AIM:
Would you write out the listing verbatim and skip every picture in it?

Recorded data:
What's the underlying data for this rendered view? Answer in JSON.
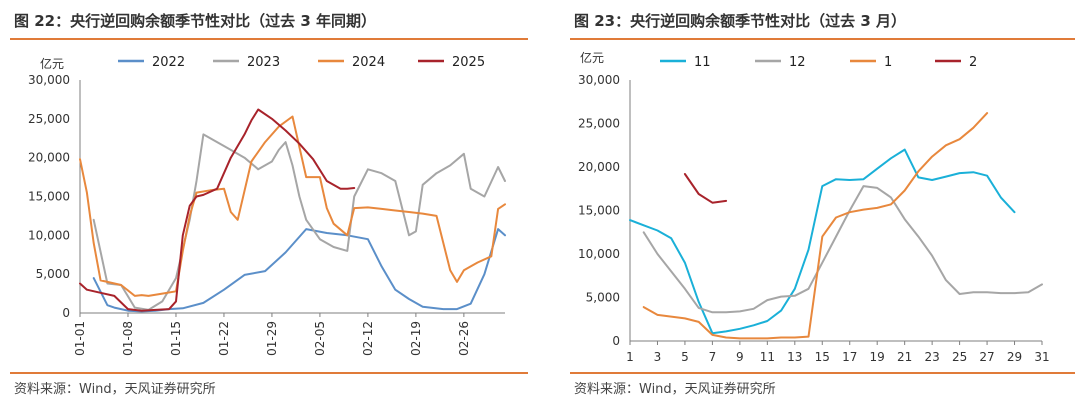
{
  "charts": [
    {
      "title": "图 22：央行逆回购余额季节性对比（过去 3 年同期）",
      "source": "资料来源：Wind，天风证券研究所",
      "chart_data": {
        "type": "line",
        "yunit": "亿元",
        "ylim": [
          0,
          30000
        ],
        "yticks": [
          0,
          5000,
          10000,
          15000,
          20000,
          25000,
          30000
        ],
        "ytick_labels": [
          "0",
          "5,000",
          "10,000",
          "15,000",
          "20,000",
          "25,000",
          "30,000"
        ],
        "xlim": [
          0,
          62
        ],
        "xticks": [
          0,
          7,
          14,
          21,
          28,
          35,
          42,
          49,
          56
        ],
        "xtick_labels": [
          "01-01",
          "01-08",
          "01-15",
          "01-22",
          "01-29",
          "02-05",
          "02-12",
          "02-19",
          "02-26"
        ],
        "grid": false,
        "legend_position": "top",
        "series": [
          {
            "name": "2022",
            "color": "#5b8fc9",
            "x": [
              2,
              4,
              5,
              7,
              9,
              11,
              13,
              15,
              18,
              21,
              24,
              27,
              30,
              33,
              36,
              39,
              42,
              44,
              46,
              48,
              50,
              53,
              55,
              57,
              59,
              61,
              62
            ],
            "y": [
              4500,
              1000,
              700,
              300,
              200,
              300,
              500,
              600,
              1300,
              3000,
              4900,
              5400,
              7800,
              10800,
              10300,
              10000,
              9500,
              6000,
              3000,
              1800,
              800,
              500,
              500,
              1200,
              5000,
              10800,
              10000
            ]
          },
          {
            "name": "2023",
            "color": "#a6a6a6",
            "x": [
              2,
              4,
              6,
              8,
              10,
              12,
              14,
              16,
              17,
              18,
              20,
              22,
              24,
              26,
              28,
              29,
              30,
              31,
              32,
              33,
              35,
              37,
              39,
              40,
              42,
              44,
              46,
              48,
              49,
              50,
              52,
              54,
              56,
              57,
              59,
              61,
              62
            ],
            "y": [
              12000,
              3800,
              3600,
              700,
              400,
              1500,
              4500,
              12000,
              17000,
              23000,
              22000,
              21000,
              20000,
              18500,
              19500,
              21000,
              22000,
              19000,
              15000,
              12000,
              9500,
              8500,
              8000,
              15000,
              18500,
              18000,
              17000,
              10000,
              10500,
              16500,
              18000,
              19000,
              20500,
              16000,
              15000,
              18800,
              17000
            ]
          },
          {
            "name": "2024",
            "color": "#e8883d",
            "x": [
              0,
              1,
              2,
              3,
              4,
              6,
              8,
              9,
              10,
              12,
              14,
              15,
              16,
              17,
              19,
              21,
              22,
              23,
              25,
              27,
              29,
              31,
              33,
              35,
              36,
              37,
              39,
              40,
              42,
              44,
              46,
              48,
              50,
              52,
              54,
              55,
              56,
              57,
              58,
              60,
              61,
              62
            ],
            "y": [
              19800,
              15500,
              9000,
              4200,
              4000,
              3600,
              2200,
              2300,
              2200,
              2500,
              2800,
              8000,
              12500,
              15500,
              15800,
              16000,
              13000,
              12000,
              19500,
              22000,
              24000,
              25300,
              17500,
              17500,
              13500,
              11500,
              10000,
              13500,
              13600,
              13400,
              13200,
              13000,
              12800,
              12500,
              5500,
              4000,
              5500,
              6000,
              6500,
              7300,
              13400,
              14000
            ]
          },
          {
            "name": "2025",
            "color": "#a8232b",
            "x": [
              0,
              1,
              3,
              5,
              7,
              9,
              11,
              13,
              14,
              15,
              16,
              17,
              18,
              20,
              22,
              24,
              25,
              26,
              28,
              30,
              32,
              34,
              36,
              38,
              39,
              40
            ],
            "y": [
              3800,
              3000,
              2600,
              2200,
              500,
              300,
              400,
              500,
              1500,
              10000,
              13800,
              15000,
              15200,
              16000,
              20000,
              23000,
              24800,
              26200,
              25000,
              23500,
              21800,
              19800,
              17000,
              16000,
              16000,
              16100
            ]
          }
        ]
      }
    },
    {
      "title": "图 23：央行逆回购余额季节性对比（过去 3 月）",
      "source": "资料来源：Wind，天风证券研究所",
      "chart_data": {
        "type": "line",
        "yunit": "亿元",
        "ylim": [
          0,
          30000
        ],
        "yticks": [
          0,
          5000,
          10000,
          15000,
          20000,
          25000,
          30000
        ],
        "ytick_labels": [
          "0",
          "5,000",
          "10,000",
          "15,000",
          "20,000",
          "25,000",
          "30,000"
        ],
        "xlim": [
          1,
          31
        ],
        "xticks": [
          1,
          3,
          5,
          7,
          9,
          11,
          13,
          15,
          17,
          19,
          21,
          23,
          25,
          27,
          29,
          31
        ],
        "xtick_labels": [
          "1",
          "3",
          "5",
          "7",
          "9",
          "11",
          "13",
          "15",
          "17",
          "19",
          "21",
          "23",
          "25",
          "27",
          "29",
          "31"
        ],
        "grid": false,
        "legend_position": "top",
        "series": [
          {
            "name": "11",
            "color": "#1ab0d8",
            "x": [
              1,
              2,
              3,
              4,
              5,
              6,
              7,
              8,
              9,
              10,
              11,
              12,
              13,
              14,
              15,
              16,
              17,
              18,
              19,
              20,
              21,
              22,
              23,
              24,
              25,
              26,
              27,
              28,
              29
            ],
            "y": [
              13900,
              13300,
              12700,
              11800,
              9000,
              4500,
              900,
              1100,
              1400,
              1800,
              2300,
              3500,
              6000,
              10500,
              17800,
              18600,
              18500,
              18600,
              19800,
              21000,
              22000,
              18800,
              18500,
              18900,
              19300,
              19400,
              19000,
              16500,
              14800
            ]
          },
          {
            "name": "12",
            "color": "#a6a6a6",
            "x": [
              2,
              3,
              4,
              5,
              6,
              7,
              8,
              9,
              10,
              11,
              12,
              13,
              14,
              15,
              16,
              17,
              18,
              19,
              20,
              21,
              22,
              23,
              24,
              25,
              26,
              27,
              28,
              29,
              30,
              31
            ],
            "y": [
              12500,
              10000,
              8000,
              6000,
              3800,
              3300,
              3300,
              3400,
              3700,
              4700,
              5100,
              5200,
              6000,
              9000,
              12000,
              15000,
              17800,
              17600,
              16500,
              14000,
              12000,
              9800,
              7000,
              5400,
              5600,
              5600,
              5500,
              5500,
              5600,
              6500
            ]
          },
          {
            "name": "1",
            "color": "#e8883d",
            "x": [
              2,
              3,
              4,
              5,
              6,
              7,
              8,
              9,
              10,
              11,
              12,
              13,
              14,
              15,
              16,
              17,
              18,
              19,
              20,
              21,
              22,
              23,
              24,
              25,
              26,
              27
            ],
            "y": [
              3900,
              3000,
              2800,
              2600,
              2200,
              700,
              400,
              300,
              300,
              300,
              400,
              400,
              500,
              12000,
              14200,
              14800,
              15100,
              15300,
              15700,
              17300,
              19500,
              21200,
              22500,
              23200,
              24500,
              26200
            ]
          },
          {
            "name": "2",
            "color": "#a8232b",
            "x": [
              5,
              6,
              7,
              8
            ],
            "y": [
              19200,
              16900,
              15900,
              16100
            ]
          }
        ]
      }
    }
  ]
}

FULL OUTPUT:
What's the underlying data for this rendered view? Answer in JSON.
{
  "charts": [
    {
      "title": "图 22：央行逆回购余额季节性对比（过去 3 年同期）",
      "source": "资料来源：Wind，天风证券研究所",
      "chart_data": {
        "type": "line",
        "yunit": "亿元",
        "ylim": [
          0,
          30000
        ],
        "yticks": [
          0,
          5000,
          10000,
          15000,
          20000,
          25000,
          30000
        ],
        "ytick_labels": [
          "0",
          "5,000",
          "10,000",
          "15,000",
          "20,000",
          "25,000",
          "30,000"
        ],
        "xlim": [
          0,
          62
        ],
        "xticks": [
          0,
          7,
          14,
          21,
          28,
          35,
          42,
          49,
          56
        ],
        "xtick_labels": [
          "01-01",
          "01-08",
          "01-15",
          "01-22",
          "01-29",
          "02-05",
          "02-12",
          "02-19",
          "02-26"
        ],
        "grid": false,
        "legend_position": "top",
        "series": [
          {
            "name": "2022",
            "color": "#5b8fc9",
            "x": [
              2,
              4,
              5,
              7,
              9,
              11,
              13,
              15,
              18,
              21,
              24,
              27,
              30,
              33,
              36,
              39,
              42,
              44,
              46,
              48,
              50,
              53,
              55,
              57,
              59,
              61,
              62
            ],
            "y": [
              4500,
              1000,
              700,
              300,
              200,
              300,
              500,
              600,
              1300,
              3000,
              4900,
              5400,
              7800,
              10800,
              10300,
              10000,
              9500,
              6000,
              3000,
              1800,
              800,
              500,
              500,
              1200,
              5000,
              10800,
              10000
            ]
          },
          {
            "name": "2023",
            "color": "#a6a6a6",
            "x": [
              2,
              4,
              6,
              8,
              10,
              12,
              14,
              16,
              17,
              18,
              20,
              22,
              24,
              26,
              28,
              29,
              30,
              31,
              32,
              33,
              35,
              37,
              39,
              40,
              42,
              44,
              46,
              48,
              49,
              50,
              52,
              54,
              56,
              57,
              59,
              61,
              62
            ],
            "y": [
              12000,
              3800,
              3600,
              700,
              400,
              1500,
              4500,
              12000,
              17000,
              23000,
              22000,
              21000,
              20000,
              18500,
              19500,
              21000,
              22000,
              19000,
              15000,
              12000,
              9500,
              8500,
              8000,
              15000,
              18500,
              18000,
              17000,
              10000,
              10500,
              16500,
              18000,
              19000,
              20500,
              16000,
              15000,
              18800,
              17000
            ]
          },
          {
            "name": "2024",
            "color": "#e8883d",
            "x": [
              0,
              1,
              2,
              3,
              4,
              6,
              8,
              9,
              10,
              12,
              14,
              15,
              16,
              17,
              19,
              21,
              22,
              23,
              25,
              27,
              29,
              31,
              33,
              35,
              36,
              37,
              39,
              40,
              42,
              44,
              46,
              48,
              50,
              52,
              54,
              55,
              56,
              57,
              58,
              60,
              61,
              62
            ],
            "y": [
              19800,
              15500,
              9000,
              4200,
              4000,
              3600,
              2200,
              2300,
              2200,
              2500,
              2800,
              8000,
              12500,
              15500,
              15800,
              16000,
              13000,
              12000,
              19500,
              22000,
              24000,
              25300,
              17500,
              17500,
              13500,
              11500,
              10000,
              13500,
              13600,
              13400,
              13200,
              13000,
              12800,
              12500,
              5500,
              4000,
              5500,
              6000,
              6500,
              7300,
              13400,
              14000
            ]
          },
          {
            "name": "2025",
            "color": "#a8232b",
            "x": [
              0,
              1,
              3,
              5,
              7,
              9,
              11,
              13,
              14,
              15,
              16,
              17,
              18,
              20,
              22,
              24,
              25,
              26,
              28,
              30,
              32,
              34,
              36,
              38,
              39,
              40
            ],
            "y": [
              3800,
              3000,
              2600,
              2200,
              500,
              300,
              400,
              500,
              1500,
              10000,
              13800,
              15000,
              15200,
              16000,
              20000,
              23000,
              24800,
              26200,
              25000,
              23500,
              21800,
              19800,
              17000,
              16000,
              16000,
              16100
            ]
          }
        ]
      }
    },
    {
      "title": "图 23：央行逆回购余额季节性对比（过去 3 月）",
      "source": "资料来源：Wind，天风证券研究所",
      "chart_data": {
        "type": "line",
        "yunit": "亿元",
        "ylim": [
          0,
          30000
        ],
        "yticks": [
          0,
          5000,
          10000,
          15000,
          20000,
          25000,
          30000
        ],
        "ytick_labels": [
          "0",
          "5,000",
          "10,000",
          "15,000",
          "20,000",
          "25,000",
          "30,000"
        ],
        "xlim": [
          1,
          31
        ],
        "xticks": [
          1,
          3,
          5,
          7,
          9,
          11,
          13,
          15,
          17,
          19,
          21,
          23,
          25,
          27,
          29,
          31
        ],
        "xtick_labels": [
          "1",
          "3",
          "5",
          "7",
          "9",
          "11",
          "13",
          "15",
          "17",
          "19",
          "21",
          "23",
          "25",
          "27",
          "29",
          "31"
        ],
        "grid": false,
        "legend_position": "top",
        "series": [
          {
            "name": "11",
            "color": "#1ab0d8",
            "x": [
              1,
              2,
              3,
              4,
              5,
              6,
              7,
              8,
              9,
              10,
              11,
              12,
              13,
              14,
              15,
              16,
              17,
              18,
              19,
              20,
              21,
              22,
              23,
              24,
              25,
              26,
              27,
              28,
              29
            ],
            "y": [
              13900,
              13300,
              12700,
              11800,
              9000,
              4500,
              900,
              1100,
              1400,
              1800,
              2300,
              3500,
              6000,
              10500,
              17800,
              18600,
              18500,
              18600,
              19800,
              21000,
              22000,
              18800,
              18500,
              18900,
              19300,
              19400,
              19000,
              16500,
              14800
            ]
          },
          {
            "name": "12",
            "color": "#a6a6a6",
            "x": [
              2,
              3,
              4,
              5,
              6,
              7,
              8,
              9,
              10,
              11,
              12,
              13,
              14,
              15,
              16,
              17,
              18,
              19,
              20,
              21,
              22,
              23,
              24,
              25,
              26,
              27,
              28,
              29,
              30,
              31
            ],
            "y": [
              12500,
              10000,
              8000,
              6000,
              3800,
              3300,
              3300,
              3400,
              3700,
              4700,
              5100,
              5200,
              6000,
              9000,
              12000,
              15000,
              17800,
              17600,
              16500,
              14000,
              12000,
              9800,
              7000,
              5400,
              5600,
              5600,
              5500,
              5500,
              5600,
              6500
            ]
          },
          {
            "name": "1",
            "color": "#e8883d",
            "x": [
              2,
              3,
              4,
              5,
              6,
              7,
              8,
              9,
              10,
              11,
              12,
              13,
              14,
              15,
              16,
              17,
              18,
              19,
              20,
              21,
              22,
              23,
              24,
              25,
              26,
              27
            ],
            "y": [
              3900,
              3000,
              2800,
              2600,
              2200,
              700,
              400,
              300,
              300,
              300,
              400,
              400,
              500,
              12000,
              14200,
              14800,
              15100,
              15300,
              15700,
              17300,
              19500,
              21200,
              22500,
              23200,
              24500,
              26200
            ]
          },
          {
            "name": "2",
            "color": "#a8232b",
            "x": [
              5,
              6,
              7,
              8
            ],
            "y": [
              19200,
              16900,
              15900,
              16100
            ]
          }
        ]
      }
    }
  ]
}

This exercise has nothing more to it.